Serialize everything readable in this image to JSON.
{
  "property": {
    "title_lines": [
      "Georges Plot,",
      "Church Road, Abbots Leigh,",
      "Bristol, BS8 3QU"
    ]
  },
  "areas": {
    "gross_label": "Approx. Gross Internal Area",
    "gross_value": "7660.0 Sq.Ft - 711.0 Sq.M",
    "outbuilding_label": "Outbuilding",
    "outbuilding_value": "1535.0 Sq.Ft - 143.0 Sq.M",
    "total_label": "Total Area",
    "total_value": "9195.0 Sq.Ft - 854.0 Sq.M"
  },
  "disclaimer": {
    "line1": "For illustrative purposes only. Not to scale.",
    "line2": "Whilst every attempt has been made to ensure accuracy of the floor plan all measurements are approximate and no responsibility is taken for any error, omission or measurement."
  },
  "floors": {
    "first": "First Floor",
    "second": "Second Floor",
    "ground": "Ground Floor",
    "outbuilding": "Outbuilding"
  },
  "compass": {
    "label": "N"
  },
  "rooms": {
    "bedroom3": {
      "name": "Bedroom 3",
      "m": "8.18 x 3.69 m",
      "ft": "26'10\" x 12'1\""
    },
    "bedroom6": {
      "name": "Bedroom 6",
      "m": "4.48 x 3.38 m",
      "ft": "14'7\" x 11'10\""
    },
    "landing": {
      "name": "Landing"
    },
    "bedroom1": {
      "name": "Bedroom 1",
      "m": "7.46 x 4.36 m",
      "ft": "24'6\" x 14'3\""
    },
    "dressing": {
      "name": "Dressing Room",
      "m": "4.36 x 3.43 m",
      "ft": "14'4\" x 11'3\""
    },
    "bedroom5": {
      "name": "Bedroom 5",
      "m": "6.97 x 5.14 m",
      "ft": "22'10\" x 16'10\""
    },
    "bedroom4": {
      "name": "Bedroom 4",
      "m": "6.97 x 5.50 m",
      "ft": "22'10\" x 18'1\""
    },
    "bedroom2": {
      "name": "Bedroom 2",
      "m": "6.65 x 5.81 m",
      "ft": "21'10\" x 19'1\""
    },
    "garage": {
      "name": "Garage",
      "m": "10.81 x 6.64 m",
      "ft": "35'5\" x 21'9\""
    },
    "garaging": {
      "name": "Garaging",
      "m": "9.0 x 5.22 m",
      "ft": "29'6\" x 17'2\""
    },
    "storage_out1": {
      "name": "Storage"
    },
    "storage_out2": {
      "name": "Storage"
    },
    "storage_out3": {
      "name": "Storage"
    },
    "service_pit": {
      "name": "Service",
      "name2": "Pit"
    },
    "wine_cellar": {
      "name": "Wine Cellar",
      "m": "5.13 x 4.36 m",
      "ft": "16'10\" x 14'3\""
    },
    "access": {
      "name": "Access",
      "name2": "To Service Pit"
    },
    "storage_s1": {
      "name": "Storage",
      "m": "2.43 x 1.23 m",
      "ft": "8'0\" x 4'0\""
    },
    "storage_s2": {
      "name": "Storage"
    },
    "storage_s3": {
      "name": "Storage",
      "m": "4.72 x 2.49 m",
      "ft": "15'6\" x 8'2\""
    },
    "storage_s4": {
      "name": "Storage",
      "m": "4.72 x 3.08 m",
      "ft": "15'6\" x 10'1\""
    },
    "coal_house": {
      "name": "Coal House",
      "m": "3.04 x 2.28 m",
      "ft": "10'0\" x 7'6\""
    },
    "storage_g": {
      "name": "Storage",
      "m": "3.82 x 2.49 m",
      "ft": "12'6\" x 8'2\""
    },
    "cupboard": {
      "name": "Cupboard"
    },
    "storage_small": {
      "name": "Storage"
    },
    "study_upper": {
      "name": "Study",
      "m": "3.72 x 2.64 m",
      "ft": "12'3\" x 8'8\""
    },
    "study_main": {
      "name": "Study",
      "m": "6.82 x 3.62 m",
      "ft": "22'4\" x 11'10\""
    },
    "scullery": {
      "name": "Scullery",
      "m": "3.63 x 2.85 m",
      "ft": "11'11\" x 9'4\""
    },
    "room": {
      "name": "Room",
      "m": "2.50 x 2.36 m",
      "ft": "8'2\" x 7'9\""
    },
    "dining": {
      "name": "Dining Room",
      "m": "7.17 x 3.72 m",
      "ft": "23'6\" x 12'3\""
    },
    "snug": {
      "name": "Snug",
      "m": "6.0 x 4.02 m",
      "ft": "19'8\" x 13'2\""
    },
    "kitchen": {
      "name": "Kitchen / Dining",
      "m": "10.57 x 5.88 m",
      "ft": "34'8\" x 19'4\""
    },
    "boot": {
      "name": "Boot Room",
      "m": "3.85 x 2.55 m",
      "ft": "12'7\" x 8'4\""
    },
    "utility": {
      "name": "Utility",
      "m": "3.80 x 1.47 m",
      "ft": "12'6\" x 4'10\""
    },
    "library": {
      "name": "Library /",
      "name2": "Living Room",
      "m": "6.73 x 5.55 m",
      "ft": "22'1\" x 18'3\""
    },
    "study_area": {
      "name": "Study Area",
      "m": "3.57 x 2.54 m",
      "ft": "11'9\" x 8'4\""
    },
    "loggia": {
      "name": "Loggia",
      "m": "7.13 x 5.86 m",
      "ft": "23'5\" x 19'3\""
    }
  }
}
━━━━━━━━━━━━━━━━━━━━
**WHAT YOU WILL DO**
Copy all the entries verbatim.

**EXPECTED ANSWER**
Serialize everything readable in this image to JSON.
{
  "property": {
    "title_lines": [
      "Georges Plot,",
      "Church Road, Abbots Leigh,",
      "Bristol, BS8 3QU"
    ]
  },
  "areas": {
    "gross_label": "Approx. Gross Internal Area",
    "gross_value": "7660.0 Sq.Ft - 711.0 Sq.M",
    "outbuilding_label": "Outbuilding",
    "outbuilding_value": "1535.0 Sq.Ft - 143.0 Sq.M",
    "total_label": "Total Area",
    "total_value": "9195.0 Sq.Ft - 854.0 Sq.M"
  },
  "disclaimer": {
    "line1": "For illustrative purposes only. Not to scale.",
    "line2": "Whilst every attempt has been made to ensure accuracy of the floor plan all measurements are approximate and no responsibility is taken for any error, omission or measurement."
  },
  "floors": {
    "first": "First Floor",
    "second": "Second Floor",
    "ground": "Ground Floor",
    "outbuilding": "Outbuilding"
  },
  "compass": {
    "label": "N"
  },
  "rooms": {
    "bedroom3": {
      "name": "Bedroom 3",
      "m": "8.18 x 3.69 m",
      "ft": "26'10\" x 12'1\""
    },
    "bedroom6": {
      "name": "Bedroom 6",
      "m": "4.48 x 3.38 m",
      "ft": "14'7\" x 11'10\""
    },
    "landing": {
      "name": "Landing"
    },
    "bedroom1": {
      "name": "Bedroom 1",
      "m": "7.46 x 4.36 m",
      "ft": "24'6\" x 14'3\""
    },
    "dressing": {
      "name": "Dressing Room",
      "m": "4.36 x 3.43 m",
      "ft": "14'4\" x 11'3\""
    },
    "bedroom5": {
      "name": "Bedroom 5",
      "m": "6.97 x 5.14 m",
      "ft": "22'10\" x 16'10\""
    },
    "bedroom4": {
      "name": "Bedroom 4",
      "m": "6.97 x 5.50 m",
      "ft": "22'10\" x 18'1\""
    },
    "bedroom2": {
      "name": "Bedroom 2",
      "m": "6.65 x 5.81 m",
      "ft": "21'10\" x 19'1\""
    },
    "garage": {
      "name": "Garage",
      "m": "10.81 x 6.64 m",
      "ft": "35'5\" x 21'9\""
    },
    "garaging": {
      "name": "Garaging",
      "m": "9.0 x 5.22 m",
      "ft": "29'6\" x 17'2\""
    },
    "storage_out1": {
      "name": "Storage"
    },
    "storage_out2": {
      "name": "Storage"
    },
    "storage_out3": {
      "name": "Storage"
    },
    "service_pit": {
      "name": "Service",
      "name2": "Pit"
    },
    "wine_cellar": {
      "name": "Wine Cellar",
      "m": "5.13 x 4.36 m",
      "ft": "16'10\" x 14'3\""
    },
    "access": {
      "name": "Access",
      "name2": "To Service Pit"
    },
    "storage_s1": {
      "name": "Storage",
      "m": "2.43 x 1.23 m",
      "ft": "8'0\" x 4'0\""
    },
    "storage_s2": {
      "name": "Storage"
    },
    "storage_s3": {
      "name": "Storage",
      "m": "4.72 x 2.49 m",
      "ft": "15'6\" x 8'2\""
    },
    "storage_s4": {
      "name": "Storage",
      "m": "4.72 x 3.08 m",
      "ft": "15'6\" x 10'1\""
    },
    "coal_house": {
      "name": "Coal House",
      "m": "3.04 x 2.28 m",
      "ft": "10'0\" x 7'6\""
    },
    "storage_g": {
      "name": "Storage",
      "m": "3.82 x 2.49 m",
      "ft": "12'6\" x 8'2\""
    },
    "cupboard": {
      "name": "Cupboard"
    },
    "storage_small": {
      "name": "Storage"
    },
    "study_upper": {
      "name": "Study",
      "m": "3.72 x 2.64 m",
      "ft": "12'3\" x 8'8\""
    },
    "study_main": {
      "name": "Study",
      "m": "6.82 x 3.62 m",
      "ft": "22'4\" x 11'10\""
    },
    "scullery": {
      "name": "Scullery",
      "m": "3.63 x 2.85 m",
      "ft": "11'11\" x 9'4\""
    },
    "room": {
      "name": "Room",
      "m": "2.50 x 2.36 m",
      "ft": "8'2\" x 7'9\""
    },
    "dining": {
      "name": "Dining Room",
      "m": "7.17 x 3.72 m",
      "ft": "23'6\" x 12'3\""
    },
    "snug": {
      "name": "Snug",
      "m": "6.0 x 4.02 m",
      "ft": "19'8\" x 13'2\""
    },
    "kitchen": {
      "name": "Kitchen / Dining",
      "m": "10.57 x 5.88 m",
      "ft": "34'8\" x 19'4\""
    },
    "boot": {
      "name": "Boot Room",
      "m": "3.85 x 2.55 m",
      "ft": "12'7\" x 8'4\""
    },
    "utility": {
      "name": "Utility",
      "m": "3.80 x 1.47 m",
      "ft": "12'6\" x 4'10\""
    },
    "library": {
      "name": "Library /",
      "name2": "Living Room",
      "m": "6.73 x 5.55 m",
      "ft": "22'1\" x 18'3\""
    },
    "study_area": {
      "name": "Study Area",
      "m": "3.57 x 2.54 m",
      "ft": "11'9\" x 8'4\""
    },
    "loggia": {
      "name": "Loggia",
      "m": "7.13 x 5.86 m",
      "ft": "23'5\" x 19'3\""
    }
  }
}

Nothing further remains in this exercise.